Request:
Write out the whole listing again, exactly as given.

(Data records)

---------------

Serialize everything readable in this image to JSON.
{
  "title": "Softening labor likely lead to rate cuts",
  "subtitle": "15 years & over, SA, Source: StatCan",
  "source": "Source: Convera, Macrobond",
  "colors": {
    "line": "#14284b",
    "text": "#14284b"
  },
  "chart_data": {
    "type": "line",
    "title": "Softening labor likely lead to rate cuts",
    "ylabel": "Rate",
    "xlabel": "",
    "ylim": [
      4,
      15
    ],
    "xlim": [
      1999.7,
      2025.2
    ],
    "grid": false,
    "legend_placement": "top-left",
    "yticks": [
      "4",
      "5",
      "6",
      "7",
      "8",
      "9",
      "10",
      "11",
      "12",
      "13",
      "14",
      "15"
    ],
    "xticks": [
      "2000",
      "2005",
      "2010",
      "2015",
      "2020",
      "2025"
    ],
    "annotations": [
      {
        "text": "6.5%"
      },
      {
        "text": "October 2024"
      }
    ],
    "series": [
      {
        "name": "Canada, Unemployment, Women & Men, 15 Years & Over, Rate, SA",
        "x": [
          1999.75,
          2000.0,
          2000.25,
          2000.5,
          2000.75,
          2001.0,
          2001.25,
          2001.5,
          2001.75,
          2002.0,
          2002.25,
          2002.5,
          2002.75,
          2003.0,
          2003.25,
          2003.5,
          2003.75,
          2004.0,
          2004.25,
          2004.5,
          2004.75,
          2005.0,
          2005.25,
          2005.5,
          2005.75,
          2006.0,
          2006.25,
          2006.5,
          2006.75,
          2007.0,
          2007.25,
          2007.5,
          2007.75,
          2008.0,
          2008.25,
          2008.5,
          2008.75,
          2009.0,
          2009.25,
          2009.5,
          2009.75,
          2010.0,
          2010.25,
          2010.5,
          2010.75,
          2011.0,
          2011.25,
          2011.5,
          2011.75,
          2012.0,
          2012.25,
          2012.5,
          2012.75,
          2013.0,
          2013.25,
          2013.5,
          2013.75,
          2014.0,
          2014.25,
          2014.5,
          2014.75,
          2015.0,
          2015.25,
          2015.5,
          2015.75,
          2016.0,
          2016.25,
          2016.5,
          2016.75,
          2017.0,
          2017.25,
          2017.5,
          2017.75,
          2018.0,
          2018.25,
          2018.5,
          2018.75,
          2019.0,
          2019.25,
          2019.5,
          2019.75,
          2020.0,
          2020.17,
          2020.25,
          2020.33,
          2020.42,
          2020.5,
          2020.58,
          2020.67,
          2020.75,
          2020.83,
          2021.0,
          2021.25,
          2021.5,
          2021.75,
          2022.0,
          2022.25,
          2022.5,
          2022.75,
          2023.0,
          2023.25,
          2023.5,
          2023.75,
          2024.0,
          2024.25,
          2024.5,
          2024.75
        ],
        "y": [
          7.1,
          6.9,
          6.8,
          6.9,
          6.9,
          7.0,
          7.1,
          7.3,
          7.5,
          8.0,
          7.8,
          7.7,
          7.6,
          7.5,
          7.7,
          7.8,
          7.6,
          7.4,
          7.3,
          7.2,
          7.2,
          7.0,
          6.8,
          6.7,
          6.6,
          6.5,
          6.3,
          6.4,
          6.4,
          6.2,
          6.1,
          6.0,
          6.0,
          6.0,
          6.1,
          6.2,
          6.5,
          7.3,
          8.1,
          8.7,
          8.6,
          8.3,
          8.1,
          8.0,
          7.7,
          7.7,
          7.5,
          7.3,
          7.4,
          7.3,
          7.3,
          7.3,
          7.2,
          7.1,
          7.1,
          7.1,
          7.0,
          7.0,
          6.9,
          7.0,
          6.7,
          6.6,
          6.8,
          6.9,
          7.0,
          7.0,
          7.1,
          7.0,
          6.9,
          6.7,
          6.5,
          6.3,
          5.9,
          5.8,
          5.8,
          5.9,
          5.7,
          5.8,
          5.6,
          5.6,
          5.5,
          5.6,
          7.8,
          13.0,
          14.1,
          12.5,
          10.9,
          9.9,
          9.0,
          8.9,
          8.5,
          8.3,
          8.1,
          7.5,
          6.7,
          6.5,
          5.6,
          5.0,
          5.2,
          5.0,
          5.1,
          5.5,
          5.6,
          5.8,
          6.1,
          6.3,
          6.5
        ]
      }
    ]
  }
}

---------------

Problem solution:
Serialize everything readable in this image to JSON.
{
  "title": "Softening labor likely lead to rate cuts",
  "subtitle": "15 years & over, SA, Source: StatCan",
  "source": "Source: Convera, Macrobond",
  "colors": {
    "line": "#14284b",
    "text": "#14284b"
  },
  "chart_data": {
    "type": "line",
    "title": "Softening labor likely lead to rate cuts",
    "ylabel": "Rate",
    "xlabel": "",
    "ylim": [
      4,
      15
    ],
    "xlim": [
      1999.7,
      2025.2
    ],
    "grid": false,
    "legend_placement": "top-left",
    "yticks": [
      "4",
      "5",
      "6",
      "7",
      "8",
      "9",
      "10",
      "11",
      "12",
      "13",
      "14",
      "15"
    ],
    "xticks": [
      "2000",
      "2005",
      "2010",
      "2015",
      "2020",
      "2025"
    ],
    "annotations": [
      {
        "text": "6.5%"
      },
      {
        "text": "October 2024"
      }
    ],
    "series": [
      {
        "name": "Canada, Unemployment, Women & Men, 15 Years & Over, Rate, SA",
        "x": [
          1999.75,
          2000.0,
          2000.25,
          2000.5,
          2000.75,
          2001.0,
          2001.25,
          2001.5,
          2001.75,
          2002.0,
          2002.25,
          2002.5,
          2002.75,
          2003.0,
          2003.25,
          2003.5,
          2003.75,
          2004.0,
          2004.25,
          2004.5,
          2004.75,
          2005.0,
          2005.25,
          2005.5,
          2005.75,
          2006.0,
          2006.25,
          2006.5,
          2006.75,
          2007.0,
          2007.25,
          2007.5,
          2007.75,
          2008.0,
          2008.25,
          2008.5,
          2008.75,
          2009.0,
          2009.25,
          2009.5,
          2009.75,
          2010.0,
          2010.25,
          2010.5,
          2010.75,
          2011.0,
          2011.25,
          2011.5,
          2011.75,
          2012.0,
          2012.25,
          2012.5,
          2012.75,
          2013.0,
          2013.25,
          2013.5,
          2013.75,
          2014.0,
          2014.25,
          2014.5,
          2014.75,
          2015.0,
          2015.25,
          2015.5,
          2015.75,
          2016.0,
          2016.25,
          2016.5,
          2016.75,
          2017.0,
          2017.25,
          2017.5,
          2017.75,
          2018.0,
          2018.25,
          2018.5,
          2018.75,
          2019.0,
          2019.25,
          2019.5,
          2019.75,
          2020.0,
          2020.17,
          2020.25,
          2020.33,
          2020.42,
          2020.5,
          2020.58,
          2020.67,
          2020.75,
          2020.83,
          2021.0,
          2021.25,
          2021.5,
          2021.75,
          2022.0,
          2022.25,
          2022.5,
          2022.75,
          2023.0,
          2023.25,
          2023.5,
          2023.75,
          2024.0,
          2024.25,
          2024.5,
          2024.75
        ],
        "y": [
          7.1,
          6.9,
          6.8,
          6.9,
          6.9,
          7.0,
          7.1,
          7.3,
          7.5,
          8.0,
          7.8,
          7.7,
          7.6,
          7.5,
          7.7,
          7.8,
          7.6,
          7.4,
          7.3,
          7.2,
          7.2,
          7.0,
          6.8,
          6.7,
          6.6,
          6.5,
          6.3,
          6.4,
          6.4,
          6.2,
          6.1,
          6.0,
          6.0,
          6.0,
          6.1,
          6.2,
          6.5,
          7.3,
          8.1,
          8.7,
          8.6,
          8.3,
          8.1,
          8.0,
          7.7,
          7.7,
          7.5,
          7.3,
          7.4,
          7.3,
          7.3,
          7.3,
          7.2,
          7.1,
          7.1,
          7.1,
          7.0,
          7.0,
          6.9,
          7.0,
          6.7,
          6.6,
          6.8,
          6.9,
          7.0,
          7.0,
          7.1,
          7.0,
          6.9,
          6.7,
          6.5,
          6.3,
          5.9,
          5.8,
          5.8,
          5.9,
          5.7,
          5.8,
          5.6,
          5.6,
          5.5,
          5.6,
          7.8,
          13.0,
          14.1,
          12.5,
          10.9,
          9.9,
          9.0,
          8.9,
          8.5,
          8.3,
          8.1,
          7.5,
          6.7,
          6.5,
          5.6,
          5.0,
          5.2,
          5.0,
          5.1,
          5.5,
          5.6,
          5.8,
          6.1,
          6.3,
          6.5
        ]
      }
    ]
  }
}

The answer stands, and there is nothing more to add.